▸ EXERCISE TASK:
Copy the lines below as they are; omit the images they contain.

[Records from a collection]
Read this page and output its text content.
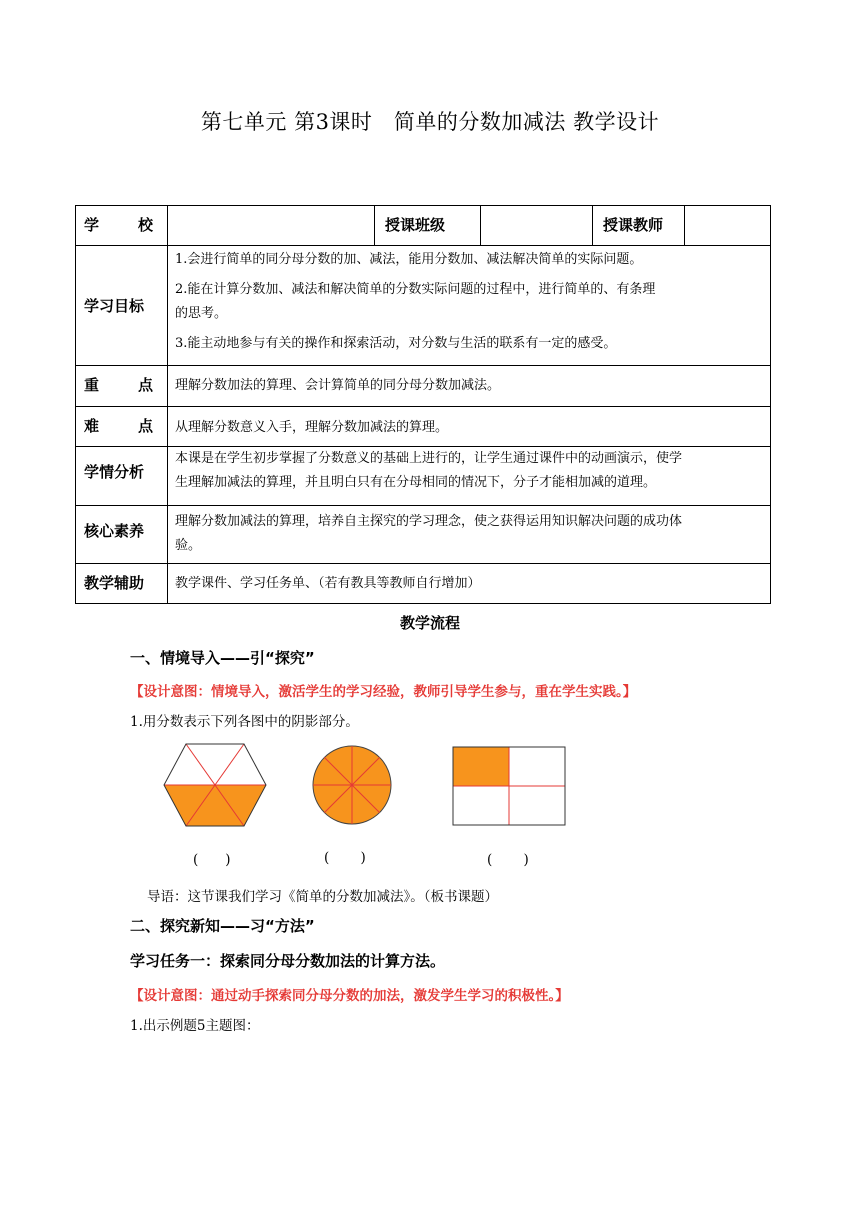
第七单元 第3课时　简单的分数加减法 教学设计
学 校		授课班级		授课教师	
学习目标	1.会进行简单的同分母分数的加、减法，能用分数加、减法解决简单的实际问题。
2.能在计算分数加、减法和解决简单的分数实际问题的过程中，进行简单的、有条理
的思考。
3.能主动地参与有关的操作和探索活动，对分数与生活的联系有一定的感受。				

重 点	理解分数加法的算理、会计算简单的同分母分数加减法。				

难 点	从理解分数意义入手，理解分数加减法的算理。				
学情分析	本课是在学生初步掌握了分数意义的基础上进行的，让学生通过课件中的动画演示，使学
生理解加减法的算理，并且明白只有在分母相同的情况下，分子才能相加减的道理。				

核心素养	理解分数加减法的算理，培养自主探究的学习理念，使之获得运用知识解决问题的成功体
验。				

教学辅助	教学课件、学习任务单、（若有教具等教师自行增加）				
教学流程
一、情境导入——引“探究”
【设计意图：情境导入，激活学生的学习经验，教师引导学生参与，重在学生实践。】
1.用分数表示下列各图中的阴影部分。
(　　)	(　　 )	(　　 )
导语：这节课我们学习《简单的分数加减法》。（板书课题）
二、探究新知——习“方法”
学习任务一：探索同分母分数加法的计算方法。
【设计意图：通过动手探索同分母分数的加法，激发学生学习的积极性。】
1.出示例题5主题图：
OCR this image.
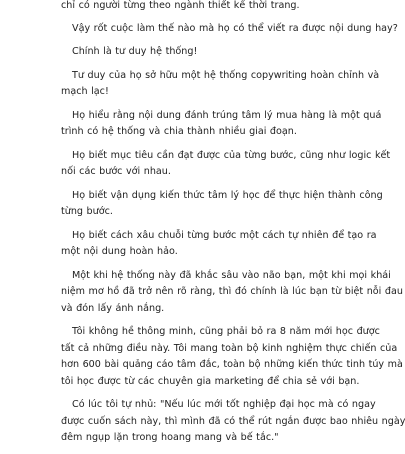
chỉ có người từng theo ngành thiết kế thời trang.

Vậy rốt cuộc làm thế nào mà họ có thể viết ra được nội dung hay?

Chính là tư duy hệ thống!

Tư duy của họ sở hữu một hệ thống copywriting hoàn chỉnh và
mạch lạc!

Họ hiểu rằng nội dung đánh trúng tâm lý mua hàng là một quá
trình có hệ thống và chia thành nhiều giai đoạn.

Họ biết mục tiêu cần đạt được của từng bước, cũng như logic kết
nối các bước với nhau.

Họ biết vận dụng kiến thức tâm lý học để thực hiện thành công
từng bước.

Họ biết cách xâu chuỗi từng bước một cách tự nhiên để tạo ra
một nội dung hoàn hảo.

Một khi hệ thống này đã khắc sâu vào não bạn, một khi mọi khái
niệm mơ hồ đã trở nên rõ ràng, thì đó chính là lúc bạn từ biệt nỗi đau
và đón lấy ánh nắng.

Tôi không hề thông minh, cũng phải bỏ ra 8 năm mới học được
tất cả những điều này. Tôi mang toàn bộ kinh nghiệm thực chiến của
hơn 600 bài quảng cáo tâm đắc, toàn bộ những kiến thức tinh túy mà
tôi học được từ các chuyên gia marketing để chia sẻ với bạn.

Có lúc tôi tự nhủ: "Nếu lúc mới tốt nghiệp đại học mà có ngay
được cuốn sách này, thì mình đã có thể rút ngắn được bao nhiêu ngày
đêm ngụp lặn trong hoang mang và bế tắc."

▸ RESULT OF THE TASK:
Read this page and output its text content.
第七单元 第3课时　简单的分数加减法 教学设计
学 校		授课班级		授课教师	
学习目标	1.会进行简单的同分母分数的加、减法，能用分数加、减法解决简单的实际问题。
2.能在计算分数加、减法和解决简单的分数实际问题的过程中，进行简单的、有条理
的思考。
3.能主动地参与有关的操作和探索活动，对分数与生活的联系有一定的感受。				

重 点	理解分数加法的算理、会计算简单的同分母分数加减法。				

难 点	从理解分数意义入手，理解分数加减法的算理。				
学情分析	本课是在学生初步掌握了分数意义的基础上进行的，让学生通过课件中的动画演示，使学
生理解加减法的算理，并且明白只有在分母相同的情况下，分子才能相加减的道理。				

核心素养	理解分数加减法的算理，培养自主探究的学习理念，使之获得运用知识解决问题的成功体
验。				

教学辅助	教学课件、学习任务单、（若有教具等教师自行增加）				
教学流程
一、情境导入——引“探究”
【设计意图：情境导入，激活学生的学习经验，教师引导学生参与，重在学生实践。】
1.用分数表示下列各图中的阴影部分。
(　　)	(　　 )	(　　 )
导语：这节课我们学习《简单的分数加减法》。（板书课题）
二、探究新知——习“方法”
学习任务一：探索同分母分数加法的计算方法。
【设计意图：通过动手探索同分母分数的加法，激发学生学习的积极性。】
1.出示例题5主题图：
OCR this image.
chỉ có người từng theo ngành thiết kế thời trang.

Vậy rốt cuộc làm thế nào mà họ có thể viết ra được nội dung hay?

Chính là tư duy hệ thống!

Tư duy của họ sở hữu một hệ thống copywriting hoàn chỉnh và
mạch lạc!

Họ hiểu rằng nội dung đánh trúng tâm lý mua hàng là một quá
trình có hệ thống và chia thành nhiều giai đoạn.

Họ biết mục tiêu cần đạt được của từng bước, cũng như logic kết
nối các bước với nhau.

Họ biết vận dụng kiến thức tâm lý học để thực hiện thành công
từng bước.

Họ biết cách xâu chuỗi từng bước một cách tự nhiên để tạo ra
một nội dung hoàn hảo.

Một khi hệ thống này đã khắc sâu vào não bạn, một khi mọi khái
niệm mơ hồ đã trở nên rõ ràng, thì đó chính là lúc bạn từ biệt nỗi đau
và đón lấy ánh nắng.

Tôi không hề thông minh, cũng phải bỏ ra 8 năm mới học được
tất cả những điều này. Tôi mang toàn bộ kinh nghiệm thực chiến của
hơn 600 bài quảng cáo tâm đắc, toàn bộ những kiến thức tinh túy mà
tôi học được từ các chuyên gia marketing để chia sẻ với bạn.

Có lúc tôi tự nhủ: "Nếu lúc mới tốt nghiệp đại học mà có ngay
được cuốn sách này, thì mình đã có thể rút ngắn được bao nhiêu ngày
đêm ngụp lặn trong hoang mang và bế tắc."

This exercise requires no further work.